▶ **EXERCISE DETAILS**
Only lines holding the word "Embassy" should be copied from the material.

▶ **DATA FOR THIS TASK**
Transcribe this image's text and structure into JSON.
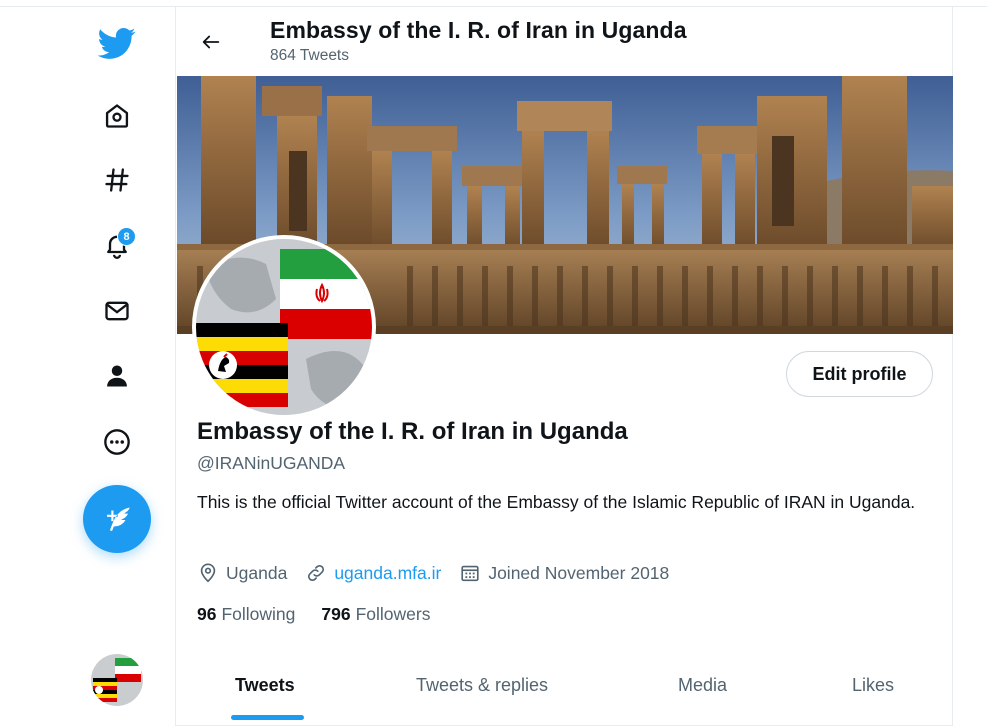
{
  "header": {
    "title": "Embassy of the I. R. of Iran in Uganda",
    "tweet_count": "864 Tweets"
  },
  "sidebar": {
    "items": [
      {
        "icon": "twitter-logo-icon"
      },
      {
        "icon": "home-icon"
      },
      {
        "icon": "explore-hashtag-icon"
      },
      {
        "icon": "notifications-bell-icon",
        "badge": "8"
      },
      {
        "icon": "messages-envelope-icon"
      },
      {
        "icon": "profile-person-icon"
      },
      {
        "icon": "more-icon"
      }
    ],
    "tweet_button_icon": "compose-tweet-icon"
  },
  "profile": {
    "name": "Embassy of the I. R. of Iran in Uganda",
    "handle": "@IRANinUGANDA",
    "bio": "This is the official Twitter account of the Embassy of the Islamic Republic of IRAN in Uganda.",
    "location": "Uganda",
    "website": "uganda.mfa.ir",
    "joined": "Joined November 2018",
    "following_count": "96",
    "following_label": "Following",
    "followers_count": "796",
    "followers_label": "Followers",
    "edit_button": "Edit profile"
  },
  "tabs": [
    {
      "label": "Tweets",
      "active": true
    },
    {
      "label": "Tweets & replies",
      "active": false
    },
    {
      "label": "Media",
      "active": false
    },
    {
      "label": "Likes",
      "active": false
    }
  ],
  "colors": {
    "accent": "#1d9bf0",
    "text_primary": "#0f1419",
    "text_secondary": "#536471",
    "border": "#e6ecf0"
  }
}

▶ **ANSWER FOR THE TASK**
    "title": "Embassy of the I. R. of Iran in Uganda",
    "name": "Embassy of the I. R. of Iran in Uganda",
    "bio": "This is the official Twitter account of the Embassy of the Islamic Republic of IRAN in Uganda.",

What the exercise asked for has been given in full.